**WHAT IS REQUIRED:** Locate each line of the material that contains "series", then return it.

**INPUT:**
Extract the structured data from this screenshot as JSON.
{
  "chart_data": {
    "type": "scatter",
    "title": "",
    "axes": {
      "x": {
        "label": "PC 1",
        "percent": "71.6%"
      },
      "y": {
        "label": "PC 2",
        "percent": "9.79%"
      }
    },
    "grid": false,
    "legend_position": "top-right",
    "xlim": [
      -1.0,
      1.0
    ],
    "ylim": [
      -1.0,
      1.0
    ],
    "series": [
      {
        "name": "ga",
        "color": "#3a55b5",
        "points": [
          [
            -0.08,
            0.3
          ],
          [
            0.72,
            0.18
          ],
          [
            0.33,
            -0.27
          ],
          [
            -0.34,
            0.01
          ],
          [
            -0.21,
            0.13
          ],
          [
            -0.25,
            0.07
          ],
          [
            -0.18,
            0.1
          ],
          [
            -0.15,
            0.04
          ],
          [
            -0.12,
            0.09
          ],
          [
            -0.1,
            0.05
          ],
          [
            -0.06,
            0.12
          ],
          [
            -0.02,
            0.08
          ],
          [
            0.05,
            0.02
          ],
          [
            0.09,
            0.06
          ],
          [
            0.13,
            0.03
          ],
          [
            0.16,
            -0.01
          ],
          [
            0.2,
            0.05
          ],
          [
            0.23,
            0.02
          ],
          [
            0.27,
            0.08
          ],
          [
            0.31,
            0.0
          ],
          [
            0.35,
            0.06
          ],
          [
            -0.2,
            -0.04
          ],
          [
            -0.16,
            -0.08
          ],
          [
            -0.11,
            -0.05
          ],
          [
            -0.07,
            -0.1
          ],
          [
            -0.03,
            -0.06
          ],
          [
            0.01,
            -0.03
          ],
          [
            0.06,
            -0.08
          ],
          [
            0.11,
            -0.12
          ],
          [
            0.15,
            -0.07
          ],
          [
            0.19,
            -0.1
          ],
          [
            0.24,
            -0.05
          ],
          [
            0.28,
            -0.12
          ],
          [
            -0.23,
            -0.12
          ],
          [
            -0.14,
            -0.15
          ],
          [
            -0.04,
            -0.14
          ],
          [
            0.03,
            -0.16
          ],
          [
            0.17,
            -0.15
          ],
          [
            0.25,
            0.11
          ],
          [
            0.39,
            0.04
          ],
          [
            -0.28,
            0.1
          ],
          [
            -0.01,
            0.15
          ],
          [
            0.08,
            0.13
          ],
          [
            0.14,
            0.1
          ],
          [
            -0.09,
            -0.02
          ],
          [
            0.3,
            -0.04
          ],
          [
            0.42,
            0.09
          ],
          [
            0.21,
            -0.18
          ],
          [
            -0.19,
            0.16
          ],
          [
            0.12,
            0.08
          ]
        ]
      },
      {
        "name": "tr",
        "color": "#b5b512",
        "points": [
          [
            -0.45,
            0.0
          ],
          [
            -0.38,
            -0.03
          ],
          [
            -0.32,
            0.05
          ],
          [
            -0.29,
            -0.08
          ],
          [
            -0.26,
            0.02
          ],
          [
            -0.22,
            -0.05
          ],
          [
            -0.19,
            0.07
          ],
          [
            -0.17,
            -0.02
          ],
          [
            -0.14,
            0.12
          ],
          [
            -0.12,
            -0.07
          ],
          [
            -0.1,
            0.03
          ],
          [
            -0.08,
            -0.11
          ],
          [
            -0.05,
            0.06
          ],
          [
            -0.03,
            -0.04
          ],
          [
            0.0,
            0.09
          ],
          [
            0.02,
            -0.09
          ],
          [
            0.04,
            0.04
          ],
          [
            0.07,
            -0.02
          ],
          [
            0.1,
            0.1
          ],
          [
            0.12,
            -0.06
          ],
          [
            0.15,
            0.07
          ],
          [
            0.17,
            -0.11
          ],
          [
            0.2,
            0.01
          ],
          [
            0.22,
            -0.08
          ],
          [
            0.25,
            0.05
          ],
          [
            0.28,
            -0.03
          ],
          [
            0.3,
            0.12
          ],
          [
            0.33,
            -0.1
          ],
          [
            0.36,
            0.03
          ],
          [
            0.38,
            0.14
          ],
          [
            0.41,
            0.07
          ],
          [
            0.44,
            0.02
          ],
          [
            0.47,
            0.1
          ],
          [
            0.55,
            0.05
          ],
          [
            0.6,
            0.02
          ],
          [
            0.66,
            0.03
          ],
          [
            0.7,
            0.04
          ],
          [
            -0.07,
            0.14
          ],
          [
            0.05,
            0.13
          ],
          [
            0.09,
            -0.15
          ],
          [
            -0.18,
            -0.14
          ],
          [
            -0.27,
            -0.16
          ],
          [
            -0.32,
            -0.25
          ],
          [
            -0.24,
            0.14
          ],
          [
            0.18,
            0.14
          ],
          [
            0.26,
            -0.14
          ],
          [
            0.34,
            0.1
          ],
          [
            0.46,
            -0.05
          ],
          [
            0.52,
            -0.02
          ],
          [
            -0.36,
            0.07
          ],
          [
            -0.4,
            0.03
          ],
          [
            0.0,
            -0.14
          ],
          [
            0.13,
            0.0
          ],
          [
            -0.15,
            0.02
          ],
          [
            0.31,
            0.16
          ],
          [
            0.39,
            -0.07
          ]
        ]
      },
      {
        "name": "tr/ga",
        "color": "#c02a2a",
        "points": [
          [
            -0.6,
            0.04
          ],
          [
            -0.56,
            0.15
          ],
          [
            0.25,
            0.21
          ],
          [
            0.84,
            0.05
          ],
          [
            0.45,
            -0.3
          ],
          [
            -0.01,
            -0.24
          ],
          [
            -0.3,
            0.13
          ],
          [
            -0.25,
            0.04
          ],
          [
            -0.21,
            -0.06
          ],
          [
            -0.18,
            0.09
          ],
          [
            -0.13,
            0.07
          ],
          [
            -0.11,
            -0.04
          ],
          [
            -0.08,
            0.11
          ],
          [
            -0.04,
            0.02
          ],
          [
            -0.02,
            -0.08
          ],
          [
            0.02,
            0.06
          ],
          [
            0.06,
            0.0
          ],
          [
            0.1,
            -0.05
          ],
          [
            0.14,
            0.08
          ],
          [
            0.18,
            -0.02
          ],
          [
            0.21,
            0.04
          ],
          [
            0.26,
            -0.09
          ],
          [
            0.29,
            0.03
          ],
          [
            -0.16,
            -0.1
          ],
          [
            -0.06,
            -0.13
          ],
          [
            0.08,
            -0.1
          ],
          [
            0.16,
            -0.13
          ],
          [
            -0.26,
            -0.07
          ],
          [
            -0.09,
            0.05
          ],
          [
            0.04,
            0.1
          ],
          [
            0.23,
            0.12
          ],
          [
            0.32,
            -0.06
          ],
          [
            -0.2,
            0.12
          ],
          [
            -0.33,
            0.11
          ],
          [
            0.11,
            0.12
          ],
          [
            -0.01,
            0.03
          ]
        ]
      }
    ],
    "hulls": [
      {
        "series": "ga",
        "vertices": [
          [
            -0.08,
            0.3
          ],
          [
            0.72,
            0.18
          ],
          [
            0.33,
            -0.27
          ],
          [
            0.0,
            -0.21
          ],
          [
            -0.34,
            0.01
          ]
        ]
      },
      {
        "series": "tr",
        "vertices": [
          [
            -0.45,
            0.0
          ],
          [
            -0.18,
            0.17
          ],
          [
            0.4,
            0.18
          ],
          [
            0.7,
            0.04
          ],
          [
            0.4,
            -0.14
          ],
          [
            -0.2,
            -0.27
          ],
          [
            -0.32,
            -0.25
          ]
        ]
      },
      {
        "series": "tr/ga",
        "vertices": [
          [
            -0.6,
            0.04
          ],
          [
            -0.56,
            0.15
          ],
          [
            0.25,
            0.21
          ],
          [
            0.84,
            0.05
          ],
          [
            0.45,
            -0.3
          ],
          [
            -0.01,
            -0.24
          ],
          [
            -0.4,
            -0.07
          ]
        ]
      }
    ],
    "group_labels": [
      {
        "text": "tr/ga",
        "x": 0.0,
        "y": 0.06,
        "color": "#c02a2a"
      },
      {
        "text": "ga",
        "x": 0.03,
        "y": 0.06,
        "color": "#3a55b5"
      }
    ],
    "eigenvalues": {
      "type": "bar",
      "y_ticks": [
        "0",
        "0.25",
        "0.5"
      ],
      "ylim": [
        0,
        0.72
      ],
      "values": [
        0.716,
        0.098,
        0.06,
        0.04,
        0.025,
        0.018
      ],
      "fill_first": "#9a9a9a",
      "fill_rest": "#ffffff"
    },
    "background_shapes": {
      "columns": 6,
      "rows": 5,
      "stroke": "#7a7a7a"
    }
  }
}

...

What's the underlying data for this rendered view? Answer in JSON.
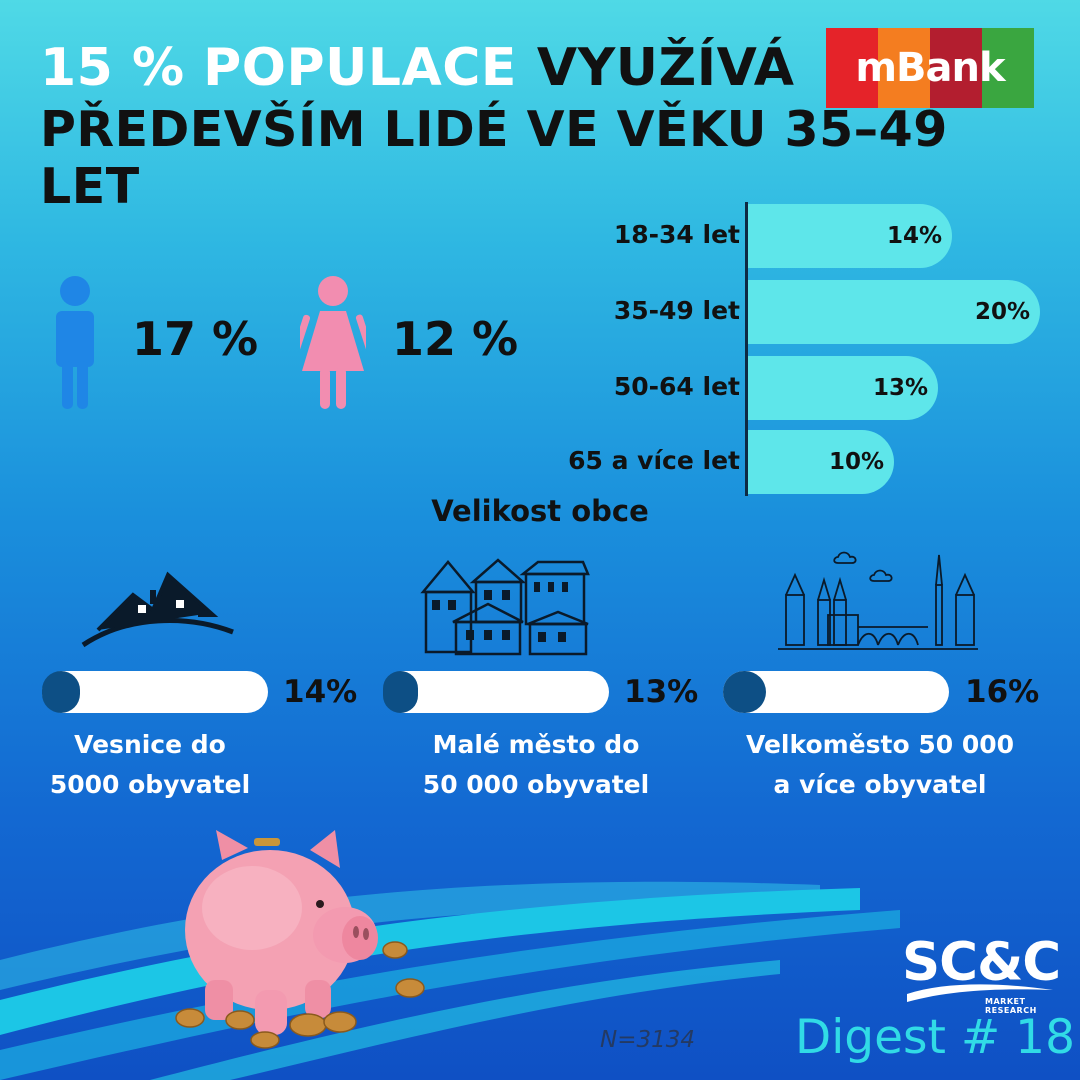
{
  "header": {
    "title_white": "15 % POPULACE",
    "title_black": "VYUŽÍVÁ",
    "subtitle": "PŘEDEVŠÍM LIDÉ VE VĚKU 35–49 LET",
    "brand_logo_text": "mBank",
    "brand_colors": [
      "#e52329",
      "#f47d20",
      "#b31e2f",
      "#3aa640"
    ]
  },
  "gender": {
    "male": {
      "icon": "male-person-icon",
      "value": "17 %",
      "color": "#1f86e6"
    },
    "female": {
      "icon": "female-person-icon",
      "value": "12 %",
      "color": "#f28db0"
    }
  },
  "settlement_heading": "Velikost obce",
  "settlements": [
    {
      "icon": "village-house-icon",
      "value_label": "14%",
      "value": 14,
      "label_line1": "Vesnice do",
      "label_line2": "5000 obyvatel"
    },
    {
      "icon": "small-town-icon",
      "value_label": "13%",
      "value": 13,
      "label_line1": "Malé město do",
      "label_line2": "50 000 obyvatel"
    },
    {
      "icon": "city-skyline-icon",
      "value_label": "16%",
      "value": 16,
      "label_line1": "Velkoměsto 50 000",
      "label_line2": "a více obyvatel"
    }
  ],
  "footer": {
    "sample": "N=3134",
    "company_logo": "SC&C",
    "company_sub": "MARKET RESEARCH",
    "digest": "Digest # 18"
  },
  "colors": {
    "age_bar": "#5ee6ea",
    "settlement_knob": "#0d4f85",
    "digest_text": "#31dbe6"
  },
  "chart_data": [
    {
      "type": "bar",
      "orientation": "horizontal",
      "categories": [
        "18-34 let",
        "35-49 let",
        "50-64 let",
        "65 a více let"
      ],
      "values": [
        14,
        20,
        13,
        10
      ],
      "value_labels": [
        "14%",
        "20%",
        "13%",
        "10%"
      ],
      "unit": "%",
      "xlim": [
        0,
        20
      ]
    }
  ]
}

...

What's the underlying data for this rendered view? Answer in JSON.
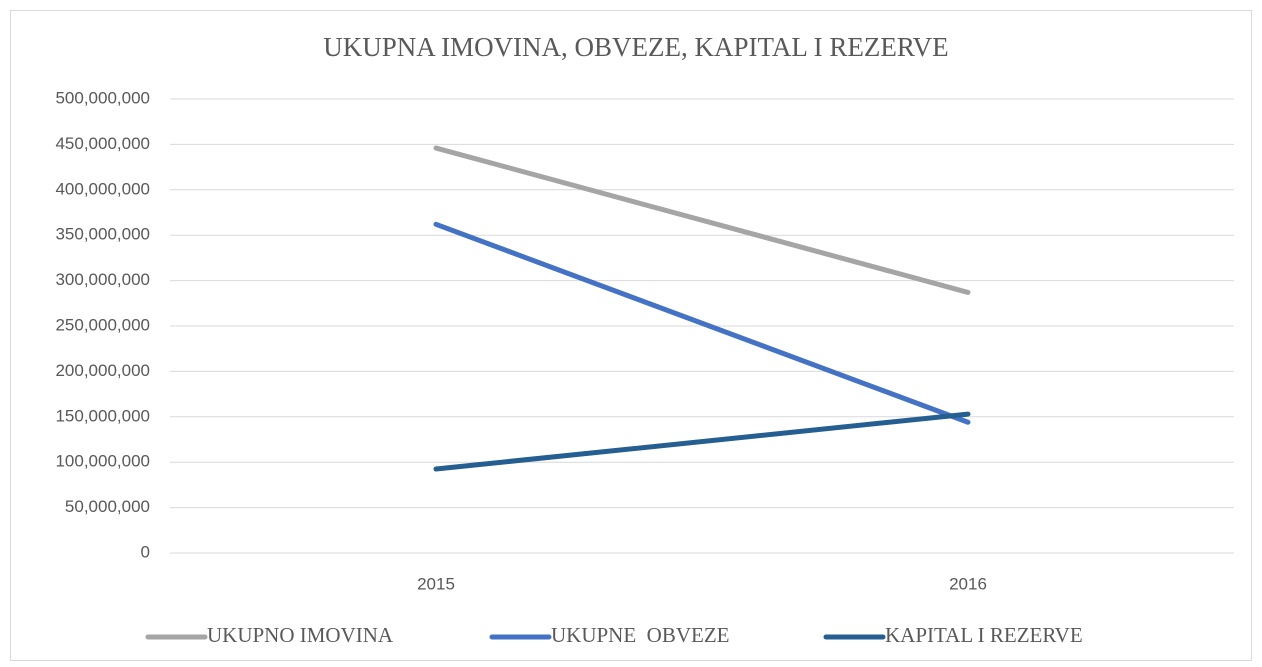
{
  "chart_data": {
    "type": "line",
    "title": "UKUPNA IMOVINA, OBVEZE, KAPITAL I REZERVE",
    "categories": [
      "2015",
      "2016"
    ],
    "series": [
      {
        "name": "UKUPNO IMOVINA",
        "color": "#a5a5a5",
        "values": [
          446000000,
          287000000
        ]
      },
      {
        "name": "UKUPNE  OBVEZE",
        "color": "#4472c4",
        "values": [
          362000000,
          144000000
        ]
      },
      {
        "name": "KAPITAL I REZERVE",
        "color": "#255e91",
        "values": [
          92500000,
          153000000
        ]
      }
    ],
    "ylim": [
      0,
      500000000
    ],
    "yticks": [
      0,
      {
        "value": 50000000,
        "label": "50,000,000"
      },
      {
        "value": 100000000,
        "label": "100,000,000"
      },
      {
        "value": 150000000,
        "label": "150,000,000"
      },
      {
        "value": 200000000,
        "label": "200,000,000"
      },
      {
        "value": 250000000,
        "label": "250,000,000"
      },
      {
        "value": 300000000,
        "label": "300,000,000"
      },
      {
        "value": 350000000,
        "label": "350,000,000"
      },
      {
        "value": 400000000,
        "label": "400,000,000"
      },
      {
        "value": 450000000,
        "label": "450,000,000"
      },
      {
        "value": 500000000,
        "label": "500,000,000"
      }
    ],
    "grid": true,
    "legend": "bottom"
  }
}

**COMPLETE RESPONSE:**
    "series": [
        "series": "ga",
        "series": "tr",
        "series": "tr/ga",
    "series": [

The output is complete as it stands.